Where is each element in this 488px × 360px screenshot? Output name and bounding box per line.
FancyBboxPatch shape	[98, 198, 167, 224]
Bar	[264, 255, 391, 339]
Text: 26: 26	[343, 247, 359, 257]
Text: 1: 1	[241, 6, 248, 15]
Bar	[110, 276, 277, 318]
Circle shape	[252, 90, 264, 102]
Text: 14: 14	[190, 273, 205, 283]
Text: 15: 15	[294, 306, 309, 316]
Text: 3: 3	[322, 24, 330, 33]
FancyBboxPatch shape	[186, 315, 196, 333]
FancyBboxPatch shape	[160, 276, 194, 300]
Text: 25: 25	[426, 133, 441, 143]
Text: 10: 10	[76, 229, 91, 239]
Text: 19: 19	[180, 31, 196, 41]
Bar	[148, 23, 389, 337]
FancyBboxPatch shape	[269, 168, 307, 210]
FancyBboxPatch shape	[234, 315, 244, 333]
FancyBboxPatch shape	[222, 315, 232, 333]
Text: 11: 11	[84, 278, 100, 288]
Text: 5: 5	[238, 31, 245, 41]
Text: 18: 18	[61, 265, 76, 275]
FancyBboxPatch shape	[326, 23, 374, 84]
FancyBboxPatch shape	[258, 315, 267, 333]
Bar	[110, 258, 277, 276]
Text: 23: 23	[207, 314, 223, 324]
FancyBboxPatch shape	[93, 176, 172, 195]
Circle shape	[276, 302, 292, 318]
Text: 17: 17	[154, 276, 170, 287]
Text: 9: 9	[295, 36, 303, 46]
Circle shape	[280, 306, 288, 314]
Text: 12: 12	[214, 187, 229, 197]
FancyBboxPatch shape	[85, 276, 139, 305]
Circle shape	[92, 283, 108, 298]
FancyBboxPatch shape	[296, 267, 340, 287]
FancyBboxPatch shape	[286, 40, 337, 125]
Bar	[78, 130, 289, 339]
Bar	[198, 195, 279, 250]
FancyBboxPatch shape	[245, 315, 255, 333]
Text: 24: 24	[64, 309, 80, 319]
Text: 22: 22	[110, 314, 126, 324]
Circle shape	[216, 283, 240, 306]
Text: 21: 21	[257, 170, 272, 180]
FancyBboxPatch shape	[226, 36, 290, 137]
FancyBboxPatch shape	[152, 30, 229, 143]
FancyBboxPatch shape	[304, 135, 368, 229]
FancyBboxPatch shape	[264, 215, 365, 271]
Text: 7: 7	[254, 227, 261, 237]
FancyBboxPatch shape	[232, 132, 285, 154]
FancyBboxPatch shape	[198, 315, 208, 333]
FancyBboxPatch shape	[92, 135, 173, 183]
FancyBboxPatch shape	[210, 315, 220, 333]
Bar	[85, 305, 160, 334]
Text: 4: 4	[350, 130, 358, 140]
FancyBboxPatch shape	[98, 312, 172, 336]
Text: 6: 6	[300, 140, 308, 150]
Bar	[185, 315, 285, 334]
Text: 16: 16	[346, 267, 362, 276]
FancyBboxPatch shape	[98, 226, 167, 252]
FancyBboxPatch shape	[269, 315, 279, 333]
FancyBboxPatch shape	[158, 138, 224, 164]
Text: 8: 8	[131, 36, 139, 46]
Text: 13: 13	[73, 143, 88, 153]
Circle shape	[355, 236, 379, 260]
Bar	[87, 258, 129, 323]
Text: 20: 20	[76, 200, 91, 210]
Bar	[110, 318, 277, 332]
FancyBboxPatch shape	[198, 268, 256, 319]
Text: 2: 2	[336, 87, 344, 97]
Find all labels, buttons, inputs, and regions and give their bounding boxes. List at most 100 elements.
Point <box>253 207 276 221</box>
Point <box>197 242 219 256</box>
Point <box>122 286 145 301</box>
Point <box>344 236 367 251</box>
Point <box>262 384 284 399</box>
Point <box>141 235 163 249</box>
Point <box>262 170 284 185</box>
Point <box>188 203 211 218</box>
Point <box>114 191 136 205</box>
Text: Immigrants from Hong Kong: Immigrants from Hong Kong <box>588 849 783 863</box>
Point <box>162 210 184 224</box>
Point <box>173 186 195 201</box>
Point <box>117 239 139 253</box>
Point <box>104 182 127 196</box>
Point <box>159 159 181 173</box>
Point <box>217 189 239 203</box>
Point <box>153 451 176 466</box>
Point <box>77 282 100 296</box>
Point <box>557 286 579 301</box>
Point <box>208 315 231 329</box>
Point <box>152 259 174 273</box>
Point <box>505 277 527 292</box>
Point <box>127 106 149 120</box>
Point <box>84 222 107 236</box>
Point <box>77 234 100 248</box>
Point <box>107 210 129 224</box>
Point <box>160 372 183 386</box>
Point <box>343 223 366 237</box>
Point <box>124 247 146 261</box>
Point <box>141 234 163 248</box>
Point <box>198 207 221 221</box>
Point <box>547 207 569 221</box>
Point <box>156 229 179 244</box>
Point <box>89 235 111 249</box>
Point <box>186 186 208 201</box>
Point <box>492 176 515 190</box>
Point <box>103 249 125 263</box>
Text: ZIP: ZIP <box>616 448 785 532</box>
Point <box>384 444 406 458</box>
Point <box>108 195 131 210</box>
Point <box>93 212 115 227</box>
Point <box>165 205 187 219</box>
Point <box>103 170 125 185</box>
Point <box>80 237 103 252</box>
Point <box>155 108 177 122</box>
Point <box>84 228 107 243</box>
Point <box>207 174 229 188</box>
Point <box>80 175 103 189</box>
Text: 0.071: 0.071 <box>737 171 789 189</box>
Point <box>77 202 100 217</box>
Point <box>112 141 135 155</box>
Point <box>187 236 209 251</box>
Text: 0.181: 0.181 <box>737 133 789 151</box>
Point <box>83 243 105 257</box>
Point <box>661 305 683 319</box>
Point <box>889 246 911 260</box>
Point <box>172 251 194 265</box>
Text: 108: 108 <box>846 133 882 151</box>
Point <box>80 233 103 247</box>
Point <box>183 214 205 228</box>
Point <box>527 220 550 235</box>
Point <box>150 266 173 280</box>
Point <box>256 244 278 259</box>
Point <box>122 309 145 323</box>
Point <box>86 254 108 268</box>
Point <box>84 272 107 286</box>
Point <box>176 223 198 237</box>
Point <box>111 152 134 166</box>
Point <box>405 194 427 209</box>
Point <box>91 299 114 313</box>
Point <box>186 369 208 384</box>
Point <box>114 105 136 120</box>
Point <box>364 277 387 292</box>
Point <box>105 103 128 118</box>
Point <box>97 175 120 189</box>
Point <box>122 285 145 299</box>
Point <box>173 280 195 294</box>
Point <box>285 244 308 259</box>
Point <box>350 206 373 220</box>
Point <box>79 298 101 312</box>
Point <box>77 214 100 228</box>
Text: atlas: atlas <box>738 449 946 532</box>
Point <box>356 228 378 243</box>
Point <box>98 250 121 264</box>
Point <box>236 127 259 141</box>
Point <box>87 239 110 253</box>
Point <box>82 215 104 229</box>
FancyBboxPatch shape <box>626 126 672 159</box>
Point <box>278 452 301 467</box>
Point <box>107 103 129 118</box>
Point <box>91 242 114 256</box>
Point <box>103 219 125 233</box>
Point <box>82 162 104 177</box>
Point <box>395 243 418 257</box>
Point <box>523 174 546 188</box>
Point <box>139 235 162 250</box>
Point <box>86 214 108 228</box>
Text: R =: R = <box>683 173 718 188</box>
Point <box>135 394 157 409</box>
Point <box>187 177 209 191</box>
##########
**SHORT EXERCISE:**
Copy all of the entries above line for line, without changing a single character.

**OUTPUT OF THE EXERCISE:**
Where is each element in this 488px × 360px screenshot? Output name and bounding box per line.
FancyBboxPatch shape	[98, 198, 167, 224]
Bar	[264, 255, 391, 339]
Text: 26: 26	[343, 247, 359, 257]
Text: 1: 1	[241, 6, 248, 15]
Bar	[110, 276, 277, 318]
Circle shape	[252, 90, 264, 102]
Text: 14: 14	[190, 273, 205, 283]
Text: 15: 15	[294, 306, 309, 316]
Text: 3: 3	[322, 24, 330, 33]
FancyBboxPatch shape	[186, 315, 196, 333]
FancyBboxPatch shape	[160, 276, 194, 300]
Text: 25: 25	[426, 133, 441, 143]
Text: 10: 10	[76, 229, 91, 239]
Text: 19: 19	[180, 31, 196, 41]
Bar	[148, 23, 389, 337]
FancyBboxPatch shape	[269, 168, 307, 210]
FancyBboxPatch shape	[234, 315, 244, 333]
FancyBboxPatch shape	[222, 315, 232, 333]
Text: 11: 11	[84, 278, 100, 288]
Text: 5: 5	[238, 31, 245, 41]
Text: 18: 18	[61, 265, 76, 275]
FancyBboxPatch shape	[326, 23, 374, 84]
FancyBboxPatch shape	[258, 315, 267, 333]
Bar	[110, 258, 277, 276]
Text: 23: 23	[207, 314, 223, 324]
FancyBboxPatch shape	[93, 176, 172, 195]
Circle shape	[276, 302, 292, 318]
Text: 17: 17	[154, 276, 170, 287]
Text: 9: 9	[295, 36, 303, 46]
Circle shape	[280, 306, 288, 314]
Text: 12: 12	[214, 187, 229, 197]
FancyBboxPatch shape	[85, 276, 139, 305]
Circle shape	[92, 283, 108, 298]
FancyBboxPatch shape	[296, 267, 340, 287]
FancyBboxPatch shape	[286, 40, 337, 125]
Bar	[78, 130, 289, 339]
Bar	[198, 195, 279, 250]
FancyBboxPatch shape	[245, 315, 255, 333]
Text: 24: 24	[64, 309, 80, 319]
Text: 22: 22	[110, 314, 126, 324]
Circle shape	[216, 283, 240, 306]
Text: 21: 21	[257, 170, 272, 180]
FancyBboxPatch shape	[226, 36, 290, 137]
FancyBboxPatch shape	[152, 30, 229, 143]
FancyBboxPatch shape	[304, 135, 368, 229]
FancyBboxPatch shape	[264, 215, 365, 271]
Text: 7: 7	[254, 227, 261, 237]
FancyBboxPatch shape	[232, 132, 285, 154]
FancyBboxPatch shape	[198, 315, 208, 333]
FancyBboxPatch shape	[92, 135, 173, 183]
FancyBboxPatch shape	[210, 315, 220, 333]
Bar	[85, 305, 160, 334]
Text: 4: 4	[350, 130, 358, 140]
FancyBboxPatch shape	[98, 312, 172, 336]
Text: 6: 6	[300, 140, 308, 150]
Bar	[185, 315, 285, 334]
Text: 16: 16	[346, 267, 362, 276]
FancyBboxPatch shape	[98, 226, 167, 252]
FancyBboxPatch shape	[269, 315, 279, 333]
FancyBboxPatch shape	[158, 138, 224, 164]
Text: 8: 8	[131, 36, 139, 46]
Text: 13: 13	[73, 143, 88, 153]
Circle shape	[355, 236, 379, 260]
Bar	[87, 258, 129, 323]
Text: 20: 20	[76, 200, 91, 210]
Bar	[110, 318, 277, 332]
FancyBboxPatch shape	[198, 268, 256, 319]
Text: 2: 2	[336, 87, 344, 97]
Find all labels, buttons, inputs, and regions and give their bounding boxes. List at most 100 elements.
Point <box>253 207 276 221</box>
Point <box>197 242 219 256</box>
Point <box>122 286 145 301</box>
Point <box>344 236 367 251</box>
Point <box>262 384 284 399</box>
Point <box>141 235 163 249</box>
Point <box>262 170 284 185</box>
Point <box>188 203 211 218</box>
Point <box>114 191 136 205</box>
Text: Immigrants from Hong Kong: Immigrants from Hong Kong <box>588 849 783 863</box>
Point <box>162 210 184 224</box>
Point <box>173 186 195 201</box>
Point <box>117 239 139 253</box>
Point <box>104 182 127 196</box>
Point <box>159 159 181 173</box>
Point <box>217 189 239 203</box>
Point <box>153 451 176 466</box>
Point <box>77 282 100 296</box>
Point <box>557 286 579 301</box>
Point <box>208 315 231 329</box>
Point <box>152 259 174 273</box>
Point <box>505 277 527 292</box>
Point <box>127 106 149 120</box>
Point <box>84 222 107 236</box>
Point <box>77 234 100 248</box>
Point <box>107 210 129 224</box>
Point <box>160 372 183 386</box>
Point <box>343 223 366 237</box>
Point <box>124 247 146 261</box>
Point <box>141 234 163 248</box>
Point <box>198 207 221 221</box>
Point <box>547 207 569 221</box>
Point <box>156 229 179 244</box>
Point <box>89 235 111 249</box>
Point <box>186 186 208 201</box>
Point <box>492 176 515 190</box>
Point <box>103 249 125 263</box>
Text: ZIP: ZIP <box>616 448 785 532</box>
Point <box>384 444 406 458</box>
Point <box>108 195 131 210</box>
Point <box>93 212 115 227</box>
Point <box>165 205 187 219</box>
Point <box>103 170 125 185</box>
Point <box>80 237 103 252</box>
Point <box>155 108 177 122</box>
Point <box>84 228 107 243</box>
Point <box>207 174 229 188</box>
Point <box>80 175 103 189</box>
Text: 0.071: 0.071 <box>737 171 789 189</box>
Point <box>77 202 100 217</box>
Point <box>112 141 135 155</box>
Point <box>187 236 209 251</box>
Text: 0.181: 0.181 <box>737 133 789 151</box>
Point <box>83 243 105 257</box>
Point <box>661 305 683 319</box>
Point <box>889 246 911 260</box>
Point <box>172 251 194 265</box>
Text: 108: 108 <box>846 133 882 151</box>
Point <box>80 233 103 247</box>
Point <box>183 214 205 228</box>
Point <box>527 220 550 235</box>
Point <box>150 266 173 280</box>
Point <box>256 244 278 259</box>
Point <box>122 309 145 323</box>
Point <box>86 254 108 268</box>
Point <box>84 272 107 286</box>
Point <box>176 223 198 237</box>
Point <box>111 152 134 166</box>
Point <box>405 194 427 209</box>
Point <box>91 299 114 313</box>
Point <box>186 369 208 384</box>
Point <box>114 105 136 120</box>
Point <box>364 277 387 292</box>
Point <box>105 103 128 118</box>
Point <box>97 175 120 189</box>
Point <box>122 285 145 299</box>
Point <box>173 280 195 294</box>
Point <box>285 244 308 259</box>
Point <box>350 206 373 220</box>
Point <box>79 298 101 312</box>
Point <box>77 214 100 228</box>
Text: atlas: atlas <box>738 449 946 532</box>
Point <box>356 228 378 243</box>
Point <box>98 250 121 264</box>
Point <box>236 127 259 141</box>
Point <box>87 239 110 253</box>
Point <box>82 215 104 229</box>
FancyBboxPatch shape <box>626 126 672 159</box>
Point <box>278 452 301 467</box>
Point <box>107 103 129 118</box>
Point <box>91 242 114 256</box>
Point <box>103 219 125 233</box>
Point <box>82 162 104 177</box>
Point <box>395 243 418 257</box>
Point <box>523 174 546 188</box>
Point <box>139 235 162 250</box>
Point <box>86 214 108 228</box>
Text: R =: R = <box>683 173 718 188</box>
Point <box>135 394 157 409</box>
Point <box>187 177 209 191</box>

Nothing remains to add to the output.